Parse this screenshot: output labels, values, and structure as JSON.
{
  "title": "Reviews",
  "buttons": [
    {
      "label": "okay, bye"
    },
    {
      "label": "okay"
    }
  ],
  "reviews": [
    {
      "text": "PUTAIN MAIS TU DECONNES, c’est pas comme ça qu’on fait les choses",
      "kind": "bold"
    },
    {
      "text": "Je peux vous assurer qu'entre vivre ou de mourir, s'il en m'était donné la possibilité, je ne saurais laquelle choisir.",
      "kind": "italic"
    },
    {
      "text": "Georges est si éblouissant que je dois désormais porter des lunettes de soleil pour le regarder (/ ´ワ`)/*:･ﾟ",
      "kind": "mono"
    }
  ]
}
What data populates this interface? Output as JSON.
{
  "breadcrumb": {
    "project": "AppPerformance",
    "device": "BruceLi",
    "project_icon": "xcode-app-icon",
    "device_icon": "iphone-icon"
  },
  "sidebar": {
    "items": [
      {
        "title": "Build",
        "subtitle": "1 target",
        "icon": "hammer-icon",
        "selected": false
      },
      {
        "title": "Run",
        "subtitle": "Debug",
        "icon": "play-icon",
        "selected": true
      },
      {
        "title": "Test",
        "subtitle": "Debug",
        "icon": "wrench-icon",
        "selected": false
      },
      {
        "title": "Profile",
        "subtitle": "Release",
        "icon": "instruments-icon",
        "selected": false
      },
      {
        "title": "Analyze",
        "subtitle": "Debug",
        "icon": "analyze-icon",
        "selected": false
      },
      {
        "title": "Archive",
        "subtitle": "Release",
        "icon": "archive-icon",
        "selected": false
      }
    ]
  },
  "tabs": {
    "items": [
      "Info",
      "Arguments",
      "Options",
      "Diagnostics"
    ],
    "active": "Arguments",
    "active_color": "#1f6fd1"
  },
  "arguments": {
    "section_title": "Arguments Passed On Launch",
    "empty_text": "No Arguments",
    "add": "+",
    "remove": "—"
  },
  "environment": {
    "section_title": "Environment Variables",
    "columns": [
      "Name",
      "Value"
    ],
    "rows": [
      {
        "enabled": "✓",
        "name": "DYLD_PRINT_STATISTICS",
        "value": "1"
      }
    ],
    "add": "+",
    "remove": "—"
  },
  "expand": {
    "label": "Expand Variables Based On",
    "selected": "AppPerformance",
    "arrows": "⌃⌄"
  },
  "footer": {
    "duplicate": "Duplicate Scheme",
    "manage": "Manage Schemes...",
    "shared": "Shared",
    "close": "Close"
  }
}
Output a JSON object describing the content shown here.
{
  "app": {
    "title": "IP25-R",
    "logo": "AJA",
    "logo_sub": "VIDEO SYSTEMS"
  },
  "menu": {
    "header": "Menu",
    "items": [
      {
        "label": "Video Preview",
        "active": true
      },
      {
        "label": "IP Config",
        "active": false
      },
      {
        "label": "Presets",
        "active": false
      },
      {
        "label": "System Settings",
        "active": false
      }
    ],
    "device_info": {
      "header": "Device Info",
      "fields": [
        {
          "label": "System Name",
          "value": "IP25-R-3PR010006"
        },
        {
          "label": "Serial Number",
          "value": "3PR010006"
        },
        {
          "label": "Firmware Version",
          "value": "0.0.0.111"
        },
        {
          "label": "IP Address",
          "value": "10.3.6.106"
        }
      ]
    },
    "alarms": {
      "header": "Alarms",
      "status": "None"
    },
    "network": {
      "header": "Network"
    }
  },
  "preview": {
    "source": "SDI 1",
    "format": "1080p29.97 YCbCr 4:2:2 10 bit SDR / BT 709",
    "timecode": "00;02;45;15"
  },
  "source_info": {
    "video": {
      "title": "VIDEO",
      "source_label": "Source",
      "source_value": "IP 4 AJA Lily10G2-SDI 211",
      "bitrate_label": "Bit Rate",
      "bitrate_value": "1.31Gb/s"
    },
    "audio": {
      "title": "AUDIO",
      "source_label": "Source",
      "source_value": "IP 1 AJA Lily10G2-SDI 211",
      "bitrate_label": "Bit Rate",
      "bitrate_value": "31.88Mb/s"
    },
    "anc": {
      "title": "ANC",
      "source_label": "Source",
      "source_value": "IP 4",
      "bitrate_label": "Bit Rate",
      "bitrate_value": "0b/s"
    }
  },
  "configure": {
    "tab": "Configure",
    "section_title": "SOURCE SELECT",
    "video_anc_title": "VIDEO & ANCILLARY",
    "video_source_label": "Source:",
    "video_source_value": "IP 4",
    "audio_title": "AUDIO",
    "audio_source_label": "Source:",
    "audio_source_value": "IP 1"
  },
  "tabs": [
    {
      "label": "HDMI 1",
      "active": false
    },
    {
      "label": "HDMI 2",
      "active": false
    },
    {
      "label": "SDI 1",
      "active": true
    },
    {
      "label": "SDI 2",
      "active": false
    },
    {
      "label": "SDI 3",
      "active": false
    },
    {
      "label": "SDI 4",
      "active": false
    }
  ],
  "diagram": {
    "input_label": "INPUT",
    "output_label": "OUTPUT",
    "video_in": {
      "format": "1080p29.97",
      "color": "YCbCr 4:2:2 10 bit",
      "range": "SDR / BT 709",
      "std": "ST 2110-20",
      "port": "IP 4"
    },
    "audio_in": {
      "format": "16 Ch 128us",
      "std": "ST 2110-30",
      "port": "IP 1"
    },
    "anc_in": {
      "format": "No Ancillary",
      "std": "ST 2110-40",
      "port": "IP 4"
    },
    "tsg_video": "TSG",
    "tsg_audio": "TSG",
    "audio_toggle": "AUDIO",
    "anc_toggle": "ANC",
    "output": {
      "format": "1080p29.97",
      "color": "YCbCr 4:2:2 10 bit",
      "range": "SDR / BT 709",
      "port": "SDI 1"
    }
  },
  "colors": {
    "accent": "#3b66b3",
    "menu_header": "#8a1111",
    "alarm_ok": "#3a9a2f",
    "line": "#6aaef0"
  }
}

+===+

- **WHAT YOU NEED TO DO**
Once more, set down the full listing, verbatim.

- **FINAL RESULT**
Parse this screenshot: output labels, values, and structure as JSON.
{
  "title": "Reviews",
  "buttons": [
    {
      "label": "okay, bye"
    },
    {
      "label": "okay"
    }
  ],
  "reviews": [
    {
      "text": "PUTAIN MAIS TU DECONNES, c’est pas comme ça qu’on fait les choses",
      "kind": "bold"
    },
    {
      "text": "Je peux vous assurer qu'entre vivre ou de mourir, s'il en m'était donné la possibilité, je ne saurais laquelle choisir.",
      "kind": "italic"
    },
    {
      "text": "Georges est si éblouissant que je dois désormais porter des lunettes de soleil pour le regarder (/ ´ワ`)/*:･ﾟ",
      "kind": "mono"
    }
  ]
}
What data populates this interface? Output as JSON.
{
  "breadcrumb": {
    "project": "AppPerformance",
    "device": "BruceLi",
    "project_icon": "xcode-app-icon",
    "device_icon": "iphone-icon"
  },
  "sidebar": {
    "items": [
      {
        "title": "Build",
        "subtitle": "1 target",
        "icon": "hammer-icon",
        "selected": false
      },
      {
        "title": "Run",
        "subtitle": "Debug",
        "icon": "play-icon",
        "selected": true
      },
      {
        "title": "Test",
        "subtitle": "Debug",
        "icon": "wrench-icon",
        "selected": false
      },
      {
        "title": "Profile",
        "subtitle": "Release",
        "icon": "instruments-icon",
        "selected": false
      },
      {
        "title": "Analyze",
        "subtitle": "Debug",
        "icon": "analyze-icon",
        "selected": false
      },
      {
        "title": "Archive",
        "subtitle": "Release",
        "icon": "archive-icon",
        "selected": false
      }
    ]
  },
  "tabs": {
    "items": [
      "Info",
      "Arguments",
      "Options",
      "Diagnostics"
    ],
    "active": "Arguments",
    "active_color": "#1f6fd1"
  },
  "arguments": {
    "section_title": "Arguments Passed On Launch",
    "empty_text": "No Arguments",
    "add": "+",
    "remove": "—"
  },
  "environment": {
    "section_title": "Environment Variables",
    "columns": [
      "Name",
      "Value"
    ],
    "rows": [
      {
        "enabled": "✓",
        "name": "DYLD_PRINT_STATISTICS",
        "value": "1"
      }
    ],
    "add": "+",
    "remove": "—"
  },
  "expand": {
    "label": "Expand Variables Based On",
    "selected": "AppPerformance",
    "arrows": "⌃⌄"
  },
  "footer": {
    "duplicate": "Duplicate Scheme",
    "manage": "Manage Schemes...",
    "shared": "Shared",
    "close": "Close"
  }
}
Output a JSON object describing the content shown here.
{
  "app": {
    "title": "IP25-R",
    "logo": "AJA",
    "logo_sub": "VIDEO SYSTEMS"
  },
  "menu": {
    "header": "Menu",
    "items": [
      {
        "label": "Video Preview",
        "active": true
      },
      {
        "label": "IP Config",
        "active": false
      },
      {
        "label": "Presets",
        "active": false
      },
      {
        "label": "System Settings",
        "active": false
      }
    ],
    "device_info": {
      "header": "Device Info",
      "fields": [
        {
          "label": "System Name",
          "value": "IP25-R-3PR010006"
        },
        {
          "label": "Serial Number",
          "value": "3PR010006"
        },
        {
          "label": "Firmware Version",
          "value": "0.0.0.111"
        },
        {
          "label": "IP Address",
          "value": "10.3.6.106"
        }
      ]
    },
    "alarms": {
      "header": "Alarms",
      "status": "None"
    },
    "network": {
      "header": "Network"
    }
  },
  "preview": {
    "source": "SDI 1",
    "format": "1080p29.97 YCbCr 4:2:2 10 bit SDR / BT 709",
    "timecode": "00;02;45;15"
  },
  "source_info": {
    "video": {
      "title": "VIDEO",
      "source_label": "Source",
      "source_value": "IP 4 AJA Lily10G2-SDI 211",
      "bitrate_label": "Bit Rate",
      "bitrate_value": "1.31Gb/s"
    },
    "audio": {
      "title": "AUDIO",
      "source_label": "Source",
      "source_value": "IP 1 AJA Lily10G2-SDI 211",
      "bitrate_label": "Bit Rate",
      "bitrate_value": "31.88Mb/s"
    },
    "anc": {
      "title": "ANC",
      "source_label": "Source",
      "source_value": "IP 4",
      "bitrate_label": "Bit Rate",
      "bitrate_value": "0b/s"
    }
  },
  "configure": {
    "tab": "Configure",
    "section_title": "SOURCE SELECT",
    "video_anc_title": "VIDEO & ANCILLARY",
    "video_source_label": "Source:",
    "video_source_value": "IP 4",
    "audio_title": "AUDIO",
    "audio_source_label": "Source:",
    "audio_source_value": "IP 1"
  },
  "tabs": [
    {
      "label": "HDMI 1",
      "active": false
    },
    {
      "label": "HDMI 2",
      "active": false
    },
    {
      "label": "SDI 1",
      "active": true
    },
    {
      "label": "SDI 2",
      "active": false
    },
    {
      "label": "SDI 3",
      "active": false
    },
    {
      "label": "SDI 4",
      "active": false
    }
  ],
  "diagram": {
    "input_label": "INPUT",
    "output_label": "OUTPUT",
    "video_in": {
      "format": "1080p29.97",
      "color": "YCbCr 4:2:2 10 bit",
      "range": "SDR / BT 709",
      "std": "ST 2110-20",
      "port": "IP 4"
    },
    "audio_in": {
      "format": "16 Ch 128us",
      "std": "ST 2110-30",
      "port": "IP 1"
    },
    "anc_in": {
      "format": "No Ancillary",
      "std": "ST 2110-40",
      "port": "IP 4"
    },
    "tsg_video": "TSG",
    "tsg_audio": "TSG",
    "audio_toggle": "AUDIO",
    "anc_toggle": "ANC",
    "output": {
      "format": "1080p29.97",
      "color": "YCbCr 4:2:2 10 bit",
      "range": "SDR / BT 709",
      "port": "SDI 1"
    }
  },
  "colors": {
    "accent": "#3b66b3",
    "menu_header": "#8a1111",
    "alarm_ok": "#3a9a2f",
    "line": "#6aaef0"
  }
}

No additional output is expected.